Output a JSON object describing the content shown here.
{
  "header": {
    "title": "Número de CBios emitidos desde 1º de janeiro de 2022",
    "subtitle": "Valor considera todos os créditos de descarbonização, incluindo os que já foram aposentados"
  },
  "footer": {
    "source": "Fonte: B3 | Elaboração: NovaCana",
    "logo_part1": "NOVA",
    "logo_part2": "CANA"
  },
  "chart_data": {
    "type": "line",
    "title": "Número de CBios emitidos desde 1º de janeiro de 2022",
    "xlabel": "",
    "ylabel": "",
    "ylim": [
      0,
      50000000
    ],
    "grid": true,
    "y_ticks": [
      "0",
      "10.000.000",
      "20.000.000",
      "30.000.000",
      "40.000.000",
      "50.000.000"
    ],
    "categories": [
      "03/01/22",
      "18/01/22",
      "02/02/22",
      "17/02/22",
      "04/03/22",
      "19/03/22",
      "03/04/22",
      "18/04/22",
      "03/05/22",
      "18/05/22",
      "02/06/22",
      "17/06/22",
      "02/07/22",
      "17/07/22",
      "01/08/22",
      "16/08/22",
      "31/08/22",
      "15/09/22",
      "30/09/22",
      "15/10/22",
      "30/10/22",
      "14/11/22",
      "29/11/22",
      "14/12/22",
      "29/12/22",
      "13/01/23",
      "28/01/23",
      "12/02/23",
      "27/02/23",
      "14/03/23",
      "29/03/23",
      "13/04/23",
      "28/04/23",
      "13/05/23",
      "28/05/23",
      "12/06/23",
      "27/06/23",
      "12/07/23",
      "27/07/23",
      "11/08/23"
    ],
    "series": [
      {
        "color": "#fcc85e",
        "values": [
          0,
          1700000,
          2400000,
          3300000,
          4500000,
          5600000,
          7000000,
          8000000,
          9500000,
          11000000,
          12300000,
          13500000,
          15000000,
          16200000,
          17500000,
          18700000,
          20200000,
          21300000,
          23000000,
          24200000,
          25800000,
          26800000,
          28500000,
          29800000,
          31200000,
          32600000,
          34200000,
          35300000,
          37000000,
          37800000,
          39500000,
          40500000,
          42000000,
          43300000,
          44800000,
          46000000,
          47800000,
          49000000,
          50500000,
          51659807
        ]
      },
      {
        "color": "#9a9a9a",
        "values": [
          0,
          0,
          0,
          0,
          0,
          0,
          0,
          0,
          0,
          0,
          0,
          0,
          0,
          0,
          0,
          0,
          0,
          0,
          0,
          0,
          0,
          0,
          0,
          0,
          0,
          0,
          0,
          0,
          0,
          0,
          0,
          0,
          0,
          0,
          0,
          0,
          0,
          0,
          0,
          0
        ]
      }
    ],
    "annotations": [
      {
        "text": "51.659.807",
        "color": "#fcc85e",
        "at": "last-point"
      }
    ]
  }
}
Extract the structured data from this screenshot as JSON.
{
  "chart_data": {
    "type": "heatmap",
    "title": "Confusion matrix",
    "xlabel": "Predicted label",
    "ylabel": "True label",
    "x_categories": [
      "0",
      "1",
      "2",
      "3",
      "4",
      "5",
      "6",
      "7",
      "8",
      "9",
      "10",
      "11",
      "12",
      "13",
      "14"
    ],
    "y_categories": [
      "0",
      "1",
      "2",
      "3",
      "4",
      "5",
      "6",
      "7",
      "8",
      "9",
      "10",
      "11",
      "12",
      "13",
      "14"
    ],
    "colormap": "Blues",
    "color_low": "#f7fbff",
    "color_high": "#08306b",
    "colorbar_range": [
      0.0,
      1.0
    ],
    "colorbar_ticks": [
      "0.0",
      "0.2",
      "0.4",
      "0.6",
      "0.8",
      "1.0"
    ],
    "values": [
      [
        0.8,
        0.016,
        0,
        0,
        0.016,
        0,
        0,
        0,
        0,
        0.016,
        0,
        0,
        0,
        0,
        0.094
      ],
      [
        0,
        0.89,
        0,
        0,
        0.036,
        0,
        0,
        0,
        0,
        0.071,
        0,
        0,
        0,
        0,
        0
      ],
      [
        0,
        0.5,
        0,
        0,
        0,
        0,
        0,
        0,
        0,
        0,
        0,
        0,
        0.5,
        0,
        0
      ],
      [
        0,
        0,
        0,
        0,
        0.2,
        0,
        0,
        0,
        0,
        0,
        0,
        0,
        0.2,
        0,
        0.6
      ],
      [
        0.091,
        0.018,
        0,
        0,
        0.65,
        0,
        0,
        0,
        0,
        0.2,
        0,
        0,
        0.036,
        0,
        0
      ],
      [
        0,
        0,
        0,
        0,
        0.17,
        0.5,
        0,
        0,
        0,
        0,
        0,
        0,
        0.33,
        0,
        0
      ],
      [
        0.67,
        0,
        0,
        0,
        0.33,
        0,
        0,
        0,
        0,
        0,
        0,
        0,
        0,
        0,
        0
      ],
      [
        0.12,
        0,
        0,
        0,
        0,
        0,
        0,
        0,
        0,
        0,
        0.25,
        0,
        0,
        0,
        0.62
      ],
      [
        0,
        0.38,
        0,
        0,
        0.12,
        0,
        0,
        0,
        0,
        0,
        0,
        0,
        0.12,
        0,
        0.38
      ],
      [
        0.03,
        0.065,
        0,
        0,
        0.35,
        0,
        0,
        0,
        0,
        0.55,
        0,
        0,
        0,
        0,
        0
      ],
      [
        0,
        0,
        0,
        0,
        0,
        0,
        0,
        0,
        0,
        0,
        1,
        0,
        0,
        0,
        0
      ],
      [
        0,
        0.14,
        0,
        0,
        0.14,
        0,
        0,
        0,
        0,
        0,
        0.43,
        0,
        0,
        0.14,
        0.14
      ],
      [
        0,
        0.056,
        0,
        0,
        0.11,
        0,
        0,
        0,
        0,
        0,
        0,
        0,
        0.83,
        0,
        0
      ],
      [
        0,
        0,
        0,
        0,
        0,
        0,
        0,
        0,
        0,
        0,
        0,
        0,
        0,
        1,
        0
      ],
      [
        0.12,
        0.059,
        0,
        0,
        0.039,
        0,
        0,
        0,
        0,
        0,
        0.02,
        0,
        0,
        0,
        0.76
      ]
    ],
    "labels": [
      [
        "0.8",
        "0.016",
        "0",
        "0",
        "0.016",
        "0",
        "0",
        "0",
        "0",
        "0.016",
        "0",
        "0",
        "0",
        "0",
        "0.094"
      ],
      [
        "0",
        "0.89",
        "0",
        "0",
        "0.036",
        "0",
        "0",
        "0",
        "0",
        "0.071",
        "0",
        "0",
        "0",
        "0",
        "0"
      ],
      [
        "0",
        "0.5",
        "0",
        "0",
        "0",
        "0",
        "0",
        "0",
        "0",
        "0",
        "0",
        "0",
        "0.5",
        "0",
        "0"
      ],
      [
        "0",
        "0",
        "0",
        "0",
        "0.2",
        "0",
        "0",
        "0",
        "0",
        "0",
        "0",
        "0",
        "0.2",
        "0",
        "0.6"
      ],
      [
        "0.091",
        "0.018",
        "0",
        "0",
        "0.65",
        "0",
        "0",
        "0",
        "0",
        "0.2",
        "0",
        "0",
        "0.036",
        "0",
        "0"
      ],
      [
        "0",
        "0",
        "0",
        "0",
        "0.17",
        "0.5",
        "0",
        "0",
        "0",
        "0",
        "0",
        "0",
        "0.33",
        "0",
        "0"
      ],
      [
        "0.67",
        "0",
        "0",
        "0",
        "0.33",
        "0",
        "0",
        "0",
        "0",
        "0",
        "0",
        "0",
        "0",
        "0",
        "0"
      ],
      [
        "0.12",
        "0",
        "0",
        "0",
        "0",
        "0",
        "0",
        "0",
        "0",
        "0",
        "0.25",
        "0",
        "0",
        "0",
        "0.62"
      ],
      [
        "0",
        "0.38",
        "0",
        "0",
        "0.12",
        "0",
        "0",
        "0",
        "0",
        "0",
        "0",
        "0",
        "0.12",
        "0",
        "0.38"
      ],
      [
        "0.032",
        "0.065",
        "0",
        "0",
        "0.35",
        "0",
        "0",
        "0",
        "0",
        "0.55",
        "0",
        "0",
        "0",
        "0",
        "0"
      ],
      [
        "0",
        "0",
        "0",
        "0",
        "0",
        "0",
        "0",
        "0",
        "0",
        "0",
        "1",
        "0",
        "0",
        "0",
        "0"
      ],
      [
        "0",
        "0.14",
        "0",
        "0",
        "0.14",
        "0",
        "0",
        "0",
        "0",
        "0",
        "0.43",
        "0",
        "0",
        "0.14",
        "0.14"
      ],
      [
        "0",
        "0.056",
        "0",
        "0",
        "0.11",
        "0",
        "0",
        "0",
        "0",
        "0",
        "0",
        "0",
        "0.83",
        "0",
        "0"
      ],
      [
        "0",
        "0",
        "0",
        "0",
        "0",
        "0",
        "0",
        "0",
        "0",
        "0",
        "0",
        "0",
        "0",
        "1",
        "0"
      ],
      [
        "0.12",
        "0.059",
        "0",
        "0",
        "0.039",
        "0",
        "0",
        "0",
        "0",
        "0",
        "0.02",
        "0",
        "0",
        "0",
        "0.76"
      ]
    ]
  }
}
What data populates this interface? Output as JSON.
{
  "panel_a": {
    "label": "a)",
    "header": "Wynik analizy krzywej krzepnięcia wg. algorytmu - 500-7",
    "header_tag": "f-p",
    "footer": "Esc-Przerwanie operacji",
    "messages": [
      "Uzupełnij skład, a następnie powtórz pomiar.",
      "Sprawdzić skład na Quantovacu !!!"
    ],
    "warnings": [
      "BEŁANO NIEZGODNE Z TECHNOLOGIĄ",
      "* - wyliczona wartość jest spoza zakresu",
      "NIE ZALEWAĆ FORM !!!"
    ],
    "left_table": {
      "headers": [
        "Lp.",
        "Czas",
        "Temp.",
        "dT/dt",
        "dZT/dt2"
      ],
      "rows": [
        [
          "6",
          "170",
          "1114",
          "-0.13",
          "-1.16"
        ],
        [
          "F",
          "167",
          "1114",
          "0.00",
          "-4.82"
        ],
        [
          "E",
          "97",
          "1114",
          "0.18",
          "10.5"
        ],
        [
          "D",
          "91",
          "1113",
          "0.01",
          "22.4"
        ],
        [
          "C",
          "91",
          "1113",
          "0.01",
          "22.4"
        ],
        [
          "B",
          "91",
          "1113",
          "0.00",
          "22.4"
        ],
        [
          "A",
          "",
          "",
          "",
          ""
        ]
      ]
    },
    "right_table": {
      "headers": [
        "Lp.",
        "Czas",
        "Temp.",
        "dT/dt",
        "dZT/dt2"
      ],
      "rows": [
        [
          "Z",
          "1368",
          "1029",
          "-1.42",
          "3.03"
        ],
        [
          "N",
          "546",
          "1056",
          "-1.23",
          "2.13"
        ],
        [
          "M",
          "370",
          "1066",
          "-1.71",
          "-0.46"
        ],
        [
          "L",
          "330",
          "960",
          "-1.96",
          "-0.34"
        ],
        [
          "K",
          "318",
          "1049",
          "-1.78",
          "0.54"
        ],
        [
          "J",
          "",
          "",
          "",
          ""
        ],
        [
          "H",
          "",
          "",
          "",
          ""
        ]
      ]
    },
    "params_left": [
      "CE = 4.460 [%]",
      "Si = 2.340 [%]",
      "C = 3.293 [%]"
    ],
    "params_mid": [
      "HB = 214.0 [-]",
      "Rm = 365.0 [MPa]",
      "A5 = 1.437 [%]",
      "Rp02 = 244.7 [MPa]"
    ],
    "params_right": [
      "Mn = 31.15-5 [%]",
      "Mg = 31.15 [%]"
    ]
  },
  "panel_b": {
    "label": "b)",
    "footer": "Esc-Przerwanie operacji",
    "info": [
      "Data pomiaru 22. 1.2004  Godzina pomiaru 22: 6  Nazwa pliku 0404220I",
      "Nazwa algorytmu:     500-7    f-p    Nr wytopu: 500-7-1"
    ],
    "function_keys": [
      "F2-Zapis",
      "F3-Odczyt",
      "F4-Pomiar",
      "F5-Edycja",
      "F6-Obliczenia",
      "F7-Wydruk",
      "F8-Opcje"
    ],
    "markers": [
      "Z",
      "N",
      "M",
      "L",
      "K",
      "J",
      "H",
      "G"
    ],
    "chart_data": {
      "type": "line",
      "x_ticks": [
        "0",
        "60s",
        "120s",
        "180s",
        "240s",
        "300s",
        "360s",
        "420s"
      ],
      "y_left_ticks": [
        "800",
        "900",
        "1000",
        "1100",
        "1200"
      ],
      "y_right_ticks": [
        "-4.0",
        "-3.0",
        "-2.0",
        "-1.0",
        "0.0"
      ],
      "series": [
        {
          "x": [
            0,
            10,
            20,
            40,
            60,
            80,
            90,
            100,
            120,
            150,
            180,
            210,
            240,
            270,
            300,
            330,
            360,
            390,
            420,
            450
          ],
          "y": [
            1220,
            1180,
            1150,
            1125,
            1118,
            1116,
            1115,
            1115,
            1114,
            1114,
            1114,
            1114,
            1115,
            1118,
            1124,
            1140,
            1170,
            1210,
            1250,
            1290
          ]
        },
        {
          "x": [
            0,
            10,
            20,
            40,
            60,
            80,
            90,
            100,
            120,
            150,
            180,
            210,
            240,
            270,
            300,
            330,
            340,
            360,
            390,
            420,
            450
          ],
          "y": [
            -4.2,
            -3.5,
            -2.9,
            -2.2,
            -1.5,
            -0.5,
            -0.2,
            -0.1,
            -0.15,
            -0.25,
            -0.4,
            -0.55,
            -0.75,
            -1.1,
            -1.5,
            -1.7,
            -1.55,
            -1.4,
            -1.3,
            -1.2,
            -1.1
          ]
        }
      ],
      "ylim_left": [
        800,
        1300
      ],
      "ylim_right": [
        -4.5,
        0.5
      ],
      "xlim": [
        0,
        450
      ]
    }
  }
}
..............................
> WHAT IS REQUIRED: Pick out lines containing the word "this", each one as written.

> FINAL ANSWER:
Extract the structured data from this screenshot as JSON.
What data populates this interface? Output as JSON.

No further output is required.